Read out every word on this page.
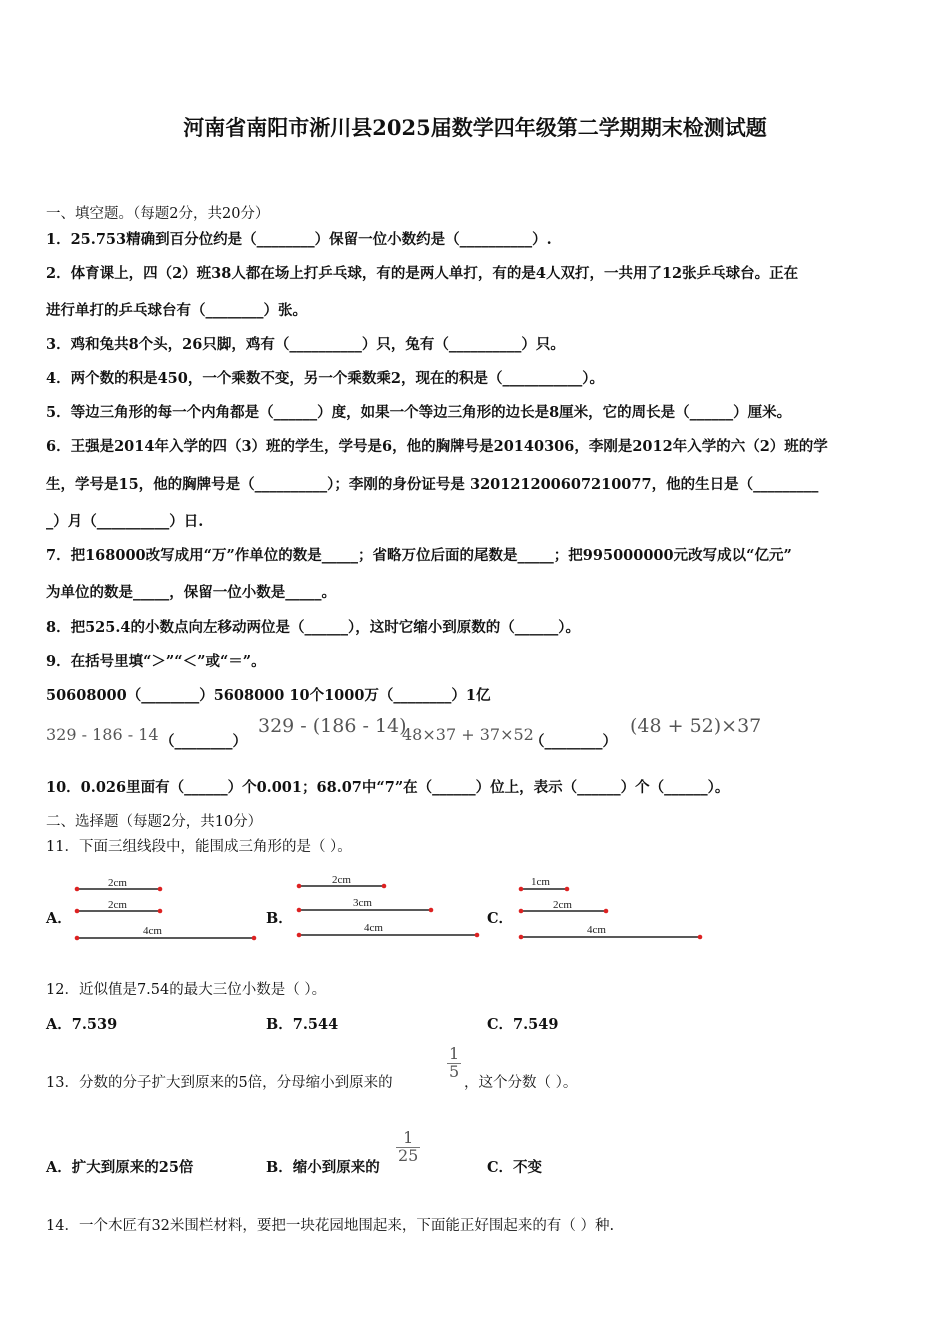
河南省南阳市淅川县2025届数学四年级第二学期期末检测试题
一、填空题。（每题2分，共20分）
1．25.753精确到百分位约是（________）保留一位小数约是（__________）.
2．体育课上，四（2）班38人都在场上打乒乓球，有的是两人单打，有的是4人双打，一共用了12张乒乓球台。正在
进行单打的乒乓球台有（________）张。
3．鸡和兔共8个头，26只脚，鸡有（__________）只，兔有（__________）只。
4．两个数的积是450，一个乘数不变，另一个乘数乘2，现在的积是（___________）。
5．等边三角形的每一个内角都是（______）度，如果一个等边三角形的边长是8厘米，它的周长是（______）厘米。
6．王强是2014年入学的四（3）班的学生，学号是6，他的胸牌号是20140306，李刚是2012年入学的六（2）班的学
生，学号是15，他的胸牌号是（__________）；李刚的身份证号是 320121200607210077，他的生日是（_________
_）月（__________）日.
7．把168000改写成用“万”作单位的数是_____；省略万位后面的尾数是_____；把995000000元改写成以“亿元”
为单位的数是_____，保留一位小数是_____。
8．把525.4的小数点向左移动两位是（______），这时它缩小到原数的（______）。
9．在括号里填“＞”“＜”或“＝”。
50608000（________）5608000 10个1000万（________）1亿
329 - 186 - 14 （________）
329 - (186 - 14)
48×37 + 37×52
（________）
(48 + 52)×37
10．0.026里面有（______）个0.001；68.07中“7”在（______）位上，表示（______）个（______）。
二、选择题（每题2分，共10分）
11．下面三组线段中，能围成三角形的是（ ）。
A．	B．	C．
2cm
2cm
4cm
2cm
3cm
4cm
1cm
2cm
4cm
12．近似值是7.54的最大三位小数是（ ）。
A．7.539	B．7.544	C．7.549
13．分数的分子扩大到原来的5倍，分母缩小到原来的
$\frac{1}{5}$
，这个分数（ ）。
A．扩大到原来的25倍	B．缩小到原来的
$\frac{1}{25}$
C．不变
14．一个木匠有32米围栏材料，要把一块花园地围起来，下面能正好围起来的有（ ）种.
###
Your objective: Leave out the pictures and print every line of the data exactly.

The answer:
Read out every word on this page.
河南省南阳市淅川县2025届数学四年级第二学期期末检测试题
一、填空题。（每题2分，共20分）
1．25.753精确到百分位约是（________）保留一位小数约是（__________）.
2．体育课上，四（2）班38人都在场上打乒乓球，有的是两人单打，有的是4人双打，一共用了12张乒乓球台。正在
进行单打的乒乓球台有（________）张。
3．鸡和兔共8个头，26只脚，鸡有（__________）只，兔有（__________）只。
4．两个数的积是450，一个乘数不变，另一个乘数乘2，现在的积是（___________）。
5．等边三角形的每一个内角都是（______）度，如果一个等边三角形的边长是8厘米，它的周长是（______）厘米。
6．王强是2014年入学的四（3）班的学生，学号是6，他的胸牌号是20140306，李刚是2012年入学的六（2）班的学
生，学号是15，他的胸牌号是（__________）；李刚的身份证号是 320121200607210077，他的生日是（_________
_）月（__________）日.
7．把168000改写成用“万”作单位的数是_____；省略万位后面的尾数是_____；把995000000元改写成以“亿元”
为单位的数是_____，保留一位小数是_____。
8．把525.4的小数点向左移动两位是（______），这时它缩小到原数的（______）。
9．在括号里填“＞”“＜”或“＝”。
50608000（________）5608000 10个1000万（________）1亿
329 - 186 - 14 （________）
329 - (186 - 14)
48×37 + 37×52
（________）
(48 + 52)×37
10．0.026里面有（______）个0.001；68.07中“7”在（______）位上，表示（______）个（______）。
二、选择题（每题2分，共10分）
11．下面三组线段中，能围成三角形的是（ ）。
A．	B．	C．
2cm
2cm
4cm
2cm
3cm
4cm
1cm
2cm
4cm
12．近似值是7.54的最大三位小数是（ ）。
A．7.539	B．7.544	C．7.549
13．分数的分子扩大到原来的5倍，分母缩小到原来的
$\frac{1}{5}$
，这个分数（ ）。
A．扩大到原来的25倍	B．缩小到原来的
$\frac{1}{25}$
C．不变
14．一个木匠有32米围栏材料，要把一块花园地围起来，下面能正好围起来的有（ ）种.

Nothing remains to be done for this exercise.